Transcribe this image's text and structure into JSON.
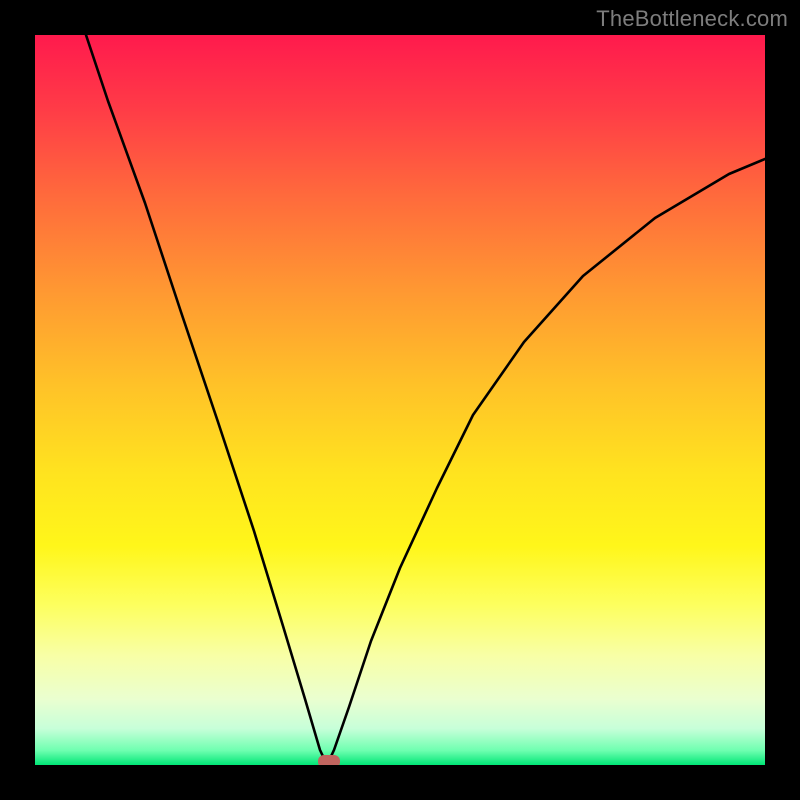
{
  "watermark": "TheBottleneck.com",
  "chart_data": {
    "type": "line",
    "title": "",
    "xlabel": "",
    "ylabel": "",
    "xlim": [
      0,
      100
    ],
    "ylim": [
      0,
      100
    ],
    "background": "gradient green-yellow-red (bottom→top)",
    "grid": false,
    "legend": false,
    "series": [
      {
        "name": "bottleneck-curve",
        "description": "V-shaped curve; minimum near x≈40, y≈0",
        "x": [
          7,
          10,
          15,
          20,
          25,
          30,
          34,
          37,
          39,
          40,
          41,
          43,
          46,
          50,
          55,
          60,
          67,
          75,
          85,
          95,
          100
        ],
        "y": [
          100,
          91,
          77,
          62,
          47,
          32,
          19,
          9,
          2,
          0,
          2,
          8,
          17,
          27,
          38,
          48,
          58,
          67,
          75,
          81,
          83
        ]
      }
    ],
    "marker": {
      "x": 40,
      "y": 0,
      "shape": "rounded-rect",
      "color": "#c1655f"
    }
  },
  "colors": {
    "frame": "#000000",
    "curve": "#000000",
    "watermark": "#7d7d7d",
    "marker": "#c1655f"
  }
}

:: Job ::
A faithful copy of the records above is needed, with the pictures left out.

:: Exercise solution ::
Transcribe this image's text and structure into JSON.
{
  "watermark": "TheBottleneck.com",
  "chart_data": {
    "type": "line",
    "title": "",
    "xlabel": "",
    "ylabel": "",
    "xlim": [
      0,
      100
    ],
    "ylim": [
      0,
      100
    ],
    "background": "gradient green-yellow-red (bottom→top)",
    "grid": false,
    "legend": false,
    "series": [
      {
        "name": "bottleneck-curve",
        "description": "V-shaped curve; minimum near x≈40, y≈0",
        "x": [
          7,
          10,
          15,
          20,
          25,
          30,
          34,
          37,
          39,
          40,
          41,
          43,
          46,
          50,
          55,
          60,
          67,
          75,
          85,
          95,
          100
        ],
        "y": [
          100,
          91,
          77,
          62,
          47,
          32,
          19,
          9,
          2,
          0,
          2,
          8,
          17,
          27,
          38,
          48,
          58,
          67,
          75,
          81,
          83
        ]
      }
    ],
    "marker": {
      "x": 40,
      "y": 0,
      "shape": "rounded-rect",
      "color": "#c1655f"
    }
  },
  "colors": {
    "frame": "#000000",
    "curve": "#000000",
    "watermark": "#7d7d7d",
    "marker": "#c1655f"
  }
}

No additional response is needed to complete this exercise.